— PROBLEM TO WORK ON —
Among the lines listed below, count those that include the string "base", and state only the count.

[Extracted records]

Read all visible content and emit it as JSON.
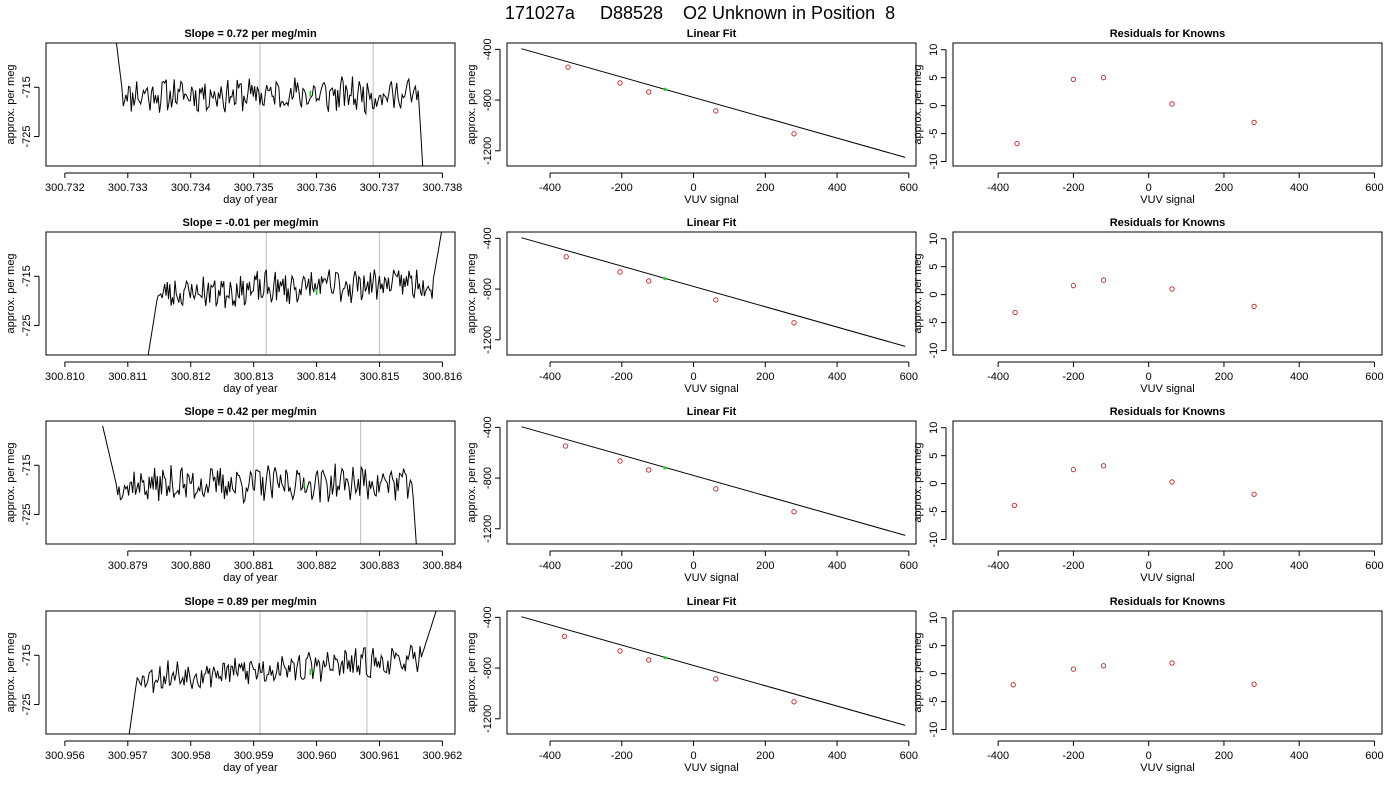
{
  "figure": {
    "title": "171027a     D88528    O2 Unknown in Position  8"
  },
  "colors": {
    "line": "#000000",
    "known": "#cc2222",
    "unknown": "#22cc22",
    "vline": "#c8c8c8",
    "axis": "#000000"
  },
  "chart_data": [
    {
      "type": "line",
      "panel": "time-1",
      "title": "Slope =  0.72  per meg/min",
      "xlabel": "day of year",
      "ylabel": "approx. per meg",
      "xlim": [
        300.7317,
        300.7382
      ],
      "ylim": [
        -731,
        -706
      ],
      "grid": false,
      "xticks": [
        300.732,
        300.733,
        300.734,
        300.735,
        300.736,
        300.737,
        300.738
      ],
      "xtick_labels": [
        "300.732",
        "300.733",
        "300.734",
        "300.735",
        "300.736",
        "300.737",
        "300.738"
      ],
      "yticks": [
        -715,
        -725
      ],
      "ytick_labels": [
        "-715",
        "-725"
      ],
      "vlines": [
        300.7351,
        300.7369
      ],
      "highlight": {
        "x": 300.7359,
        "y": -716.3
      },
      "trace": {
        "x_start": 300.7328,
        "x_end": 300.7377,
        "base": -716.5,
        "amp": 1.8,
        "trend": 0.0,
        "seed": 11,
        "start_y": -704,
        "start_drop_until": 300.73292,
        "end_y": -734,
        "end_drop_from": 300.73762
      }
    },
    {
      "type": "line",
      "panel": "time-2",
      "title": "Slope =  -0.01  per meg/min",
      "xlabel": "day of year",
      "ylabel": "approx. per meg",
      "xlim": [
        300.8097,
        300.8162
      ],
      "ylim": [
        -731,
        -706
      ],
      "grid": false,
      "xticks": [
        300.81,
        300.811,
        300.812,
        300.813,
        300.814,
        300.815,
        300.816
      ],
      "xtick_labels": [
        "300.810",
        "300.811",
        "300.812",
        "300.813",
        "300.814",
        "300.815",
        "300.816"
      ],
      "yticks": [
        -715,
        -725
      ],
      "ytick_labels": [
        "-715",
        "-725"
      ],
      "vlines": [
        300.8132,
        300.815
      ],
      "highlight": {
        "x": 300.814,
        "y": -718.2
      },
      "trace": {
        "x_start": 300.8113,
        "x_end": 300.816,
        "base": -718.5,
        "amp": 1.8,
        "trend": 2.5,
        "seed": 23,
        "start_y": -733,
        "start_drop_until": 300.81148,
        "end_y": -705,
        "end_drop_from": 300.81585
      }
    },
    {
      "type": "line",
      "panel": "time-3",
      "title": "Slope =  0.42  per meg/min",
      "xlabel": "day of year",
      "ylabel": "approx. per meg",
      "xlim": [
        300.8777,
        300.8842
      ],
      "ylim": [
        -731,
        -706
      ],
      "grid": false,
      "xticks": [
        300.879,
        300.88,
        300.881,
        300.882,
        300.883,
        300.884
      ],
      "xtick_labels": [
        "300.879",
        "300.880",
        "300.881",
        "300.882",
        "300.883",
        "300.884"
      ],
      "yticks": [
        -715,
        -725
      ],
      "ytick_labels": [
        "-715",
        "-725"
      ],
      "vlines": [
        300.881,
        300.8827
      ],
      "highlight": {
        "x": 300.8818,
        "y": -719.0
      },
      "trace": {
        "x_start": 300.8786,
        "x_end": 300.8836,
        "base": -719.0,
        "amp": 1.9,
        "trend": 0.5,
        "seed": 37,
        "start_y": -707,
        "start_drop_until": 300.87882,
        "end_y": -734,
        "end_drop_from": 300.88352
      }
    },
    {
      "type": "line",
      "panel": "time-4",
      "title": "Slope =  0.89  per meg/min",
      "xlabel": "day of year",
      "ylabel": "approx. per meg",
      "xlim": [
        300.9557,
        300.9622
      ],
      "ylim": [
        -731,
        -706
      ],
      "grid": false,
      "xticks": [
        300.956,
        300.957,
        300.958,
        300.959,
        300.96,
        300.961,
        300.962
      ],
      "xtick_labels": [
        "300.956",
        "300.957",
        "300.958",
        "300.959",
        "300.960",
        "300.961",
        "300.962"
      ],
      "yticks": [
        -715,
        -725
      ],
      "ytick_labels": [
        "-715",
        "-725"
      ],
      "vlines": [
        300.9591,
        300.9608
      ],
      "highlight": {
        "x": 300.9599,
        "y": -718.4
      },
      "trace": {
        "x_start": 300.957,
        "x_end": 300.9619,
        "base": -719.5,
        "amp": 1.6,
        "trend": 3.5,
        "seed": 53,
        "start_y": -733,
        "start_drop_until": 300.95715,
        "end_y": -706,
        "end_drop_from": 300.96165
      }
    },
    {
      "type": "scatter",
      "panel": "fit-1",
      "title": "Linear Fit",
      "xlabel": "VUV signal",
      "ylabel": "approx. per meg",
      "xlim": [
        -520,
        620
      ],
      "ylim": [
        -1320,
        -350
      ],
      "grid": false,
      "xticks": [
        -400,
        -200,
        0,
        200,
        400,
        600
      ],
      "xtick_labels": [
        "-400",
        "-200",
        "0",
        "200",
        "400",
        "600"
      ],
      "yticks": [
        -400,
        -800,
        -1200
      ],
      "ytick_labels": [
        "-400",
        "-800",
        "-1200"
      ],
      "fit_line": {
        "x": [
          -480,
          590
        ],
        "y": [
          -395,
          -1252
        ]
      },
      "knowns": {
        "x": [
          -350,
          -205,
          -125,
          62,
          280
        ],
        "y": [
          -540,
          -665,
          -736,
          -885,
          -1066
        ]
      },
      "unknown": {
        "x": -80,
        "y": -715
      }
    },
    {
      "type": "scatter",
      "panel": "fit-2",
      "title": "Linear Fit",
      "xlabel": "VUV signal",
      "ylabel": "approx. per meg",
      "xlim": [
        -520,
        620
      ],
      "ylim": [
        -1320,
        -350
      ],
      "grid": false,
      "xticks": [
        -400,
        -200,
        0,
        200,
        400,
        600
      ],
      "xtick_labels": [
        "-400",
        "-200",
        "0",
        "200",
        "400",
        "600"
      ],
      "yticks": [
        -400,
        -800,
        -1200
      ],
      "ytick_labels": [
        "-400",
        "-800",
        "-1200"
      ],
      "fit_line": {
        "x": [
          -480,
          590
        ],
        "y": [
          -395,
          -1252
        ]
      },
      "knowns": {
        "x": [
          -355,
          -205,
          -125,
          62,
          280
        ],
        "y": [
          -545,
          -665,
          -736,
          -885,
          -1066
        ]
      },
      "unknown": {
        "x": -80,
        "y": -718
      }
    },
    {
      "type": "scatter",
      "panel": "fit-3",
      "title": "Linear Fit",
      "xlabel": "VUV signal",
      "ylabel": "approx. per meg",
      "xlim": [
        -520,
        620
      ],
      "ylim": [
        -1320,
        -350
      ],
      "grid": false,
      "xticks": [
        -400,
        -200,
        0,
        200,
        400,
        600
      ],
      "xtick_labels": [
        "-400",
        "-200",
        "0",
        "200",
        "400",
        "600"
      ],
      "yticks": [
        -400,
        -800,
        -1200
      ],
      "ytick_labels": [
        "-400",
        "-800",
        "-1200"
      ],
      "fit_line": {
        "x": [
          -480,
          590
        ],
        "y": [
          -395,
          -1252
        ]
      },
      "knowns": {
        "x": [
          -357,
          -205,
          -125,
          62,
          280
        ],
        "y": [
          -547,
          -665,
          -736,
          -885,
          -1066
        ]
      },
      "unknown": {
        "x": -80,
        "y": -719
      }
    },
    {
      "type": "scatter",
      "panel": "fit-4",
      "title": "Linear Fit",
      "xlabel": "VUV signal",
      "ylabel": "approx. per meg",
      "xlim": [
        -520,
        620
      ],
      "ylim": [
        -1320,
        -350
      ],
      "grid": false,
      "xticks": [
        -400,
        -200,
        0,
        200,
        400,
        600
      ],
      "xtick_labels": [
        "-400",
        "-200",
        "0",
        "200",
        "400",
        "600"
      ],
      "yticks": [
        -400,
        -800,
        -1200
      ],
      "ytick_labels": [
        "-400",
        "-800",
        "-1200"
      ],
      "fit_line": {
        "x": [
          -480,
          590
        ],
        "y": [
          -395,
          -1252
        ]
      },
      "knowns": {
        "x": [
          -360,
          -205,
          -125,
          62,
          280
        ],
        "y": [
          -550,
          -665,
          -736,
          -885,
          -1066
        ]
      },
      "unknown": {
        "x": -80,
        "y": -718
      }
    },
    {
      "type": "scatter",
      "panel": "resid-1",
      "title": "Residuals for Knowns",
      "xlabel": "VUV signal",
      "ylabel": "approx. per meg",
      "xlim": [
        -520,
        620
      ],
      "ylim": [
        -10.8,
        11.2
      ],
      "grid": false,
      "xticks": [
        -400,
        -200,
        0,
        200,
        400,
        600
      ],
      "xtick_labels": [
        "-400",
        "-200",
        "0",
        "200",
        "400",
        "600"
      ],
      "yticks": [
        10,
        5,
        0,
        -5,
        -10
      ],
      "ytick_labels": [
        "10",
        "5",
        "0",
        "-5",
        "-10"
      ],
      "points": {
        "x": [
          -350,
          -200,
          -120,
          62,
          280
        ],
        "y": [
          -6.8,
          4.7,
          5.0,
          0.3,
          -3.0
        ]
      }
    },
    {
      "type": "scatter",
      "panel": "resid-2",
      "title": "Residuals for Knowns",
      "xlabel": "VUV signal",
      "ylabel": "approx. per meg",
      "xlim": [
        -520,
        620
      ],
      "ylim": [
        -10.8,
        11.2
      ],
      "grid": false,
      "xticks": [
        -400,
        -200,
        0,
        200,
        400,
        600
      ],
      "xtick_labels": [
        "-400",
        "-200",
        "0",
        "200",
        "400",
        "600"
      ],
      "yticks": [
        10,
        5,
        0,
        -5,
        -10
      ],
      "ytick_labels": [
        "10",
        "5",
        "0",
        "-5",
        "-10"
      ],
      "points": {
        "x": [
          -355,
          -200,
          -120,
          62,
          280
        ],
        "y": [
          -3.2,
          1.6,
          2.6,
          1.0,
          -2.1
        ]
      }
    },
    {
      "type": "scatter",
      "panel": "resid-3",
      "title": "Residuals for Knowns",
      "xlabel": "VUV signal",
      "ylabel": "approx. per meg",
      "xlim": [
        -520,
        620
      ],
      "ylim": [
        -10.8,
        11.2
      ],
      "grid": false,
      "xticks": [
        -400,
        -200,
        0,
        200,
        400,
        600
      ],
      "xtick_labels": [
        "-400",
        "-200",
        "0",
        "200",
        "400",
        "600"
      ],
      "yticks": [
        10,
        5,
        0,
        -5,
        -10
      ],
      "ytick_labels": [
        "10",
        "5",
        "0",
        "-5",
        "-10"
      ],
      "points": {
        "x": [
          -357,
          -200,
          -120,
          62,
          280
        ],
        "y": [
          -3.9,
          2.5,
          3.2,
          0.3,
          -1.9
        ]
      }
    },
    {
      "type": "scatter",
      "panel": "resid-4",
      "title": "Residuals for Knowns",
      "xlabel": "VUV signal",
      "ylabel": "approx. per meg",
      "xlim": [
        -520,
        620
      ],
      "ylim": [
        -10.8,
        11.2
      ],
      "grid": false,
      "xticks": [
        -400,
        -200,
        0,
        200,
        400,
        600
      ],
      "xtick_labels": [
        "-400",
        "-200",
        "0",
        "200",
        "400",
        "600"
      ],
      "yticks": [
        10,
        5,
        0,
        -5,
        -10
      ],
      "ytick_labels": [
        "10",
        "5",
        "0",
        "-5",
        "-10"
      ],
      "points": {
        "x": [
          -360,
          -200,
          -120,
          62,
          280
        ],
        "y": [
          -2.0,
          0.8,
          1.4,
          1.9,
          -1.9
        ]
      }
    }
  ]
}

— FINAL ANSWER —
4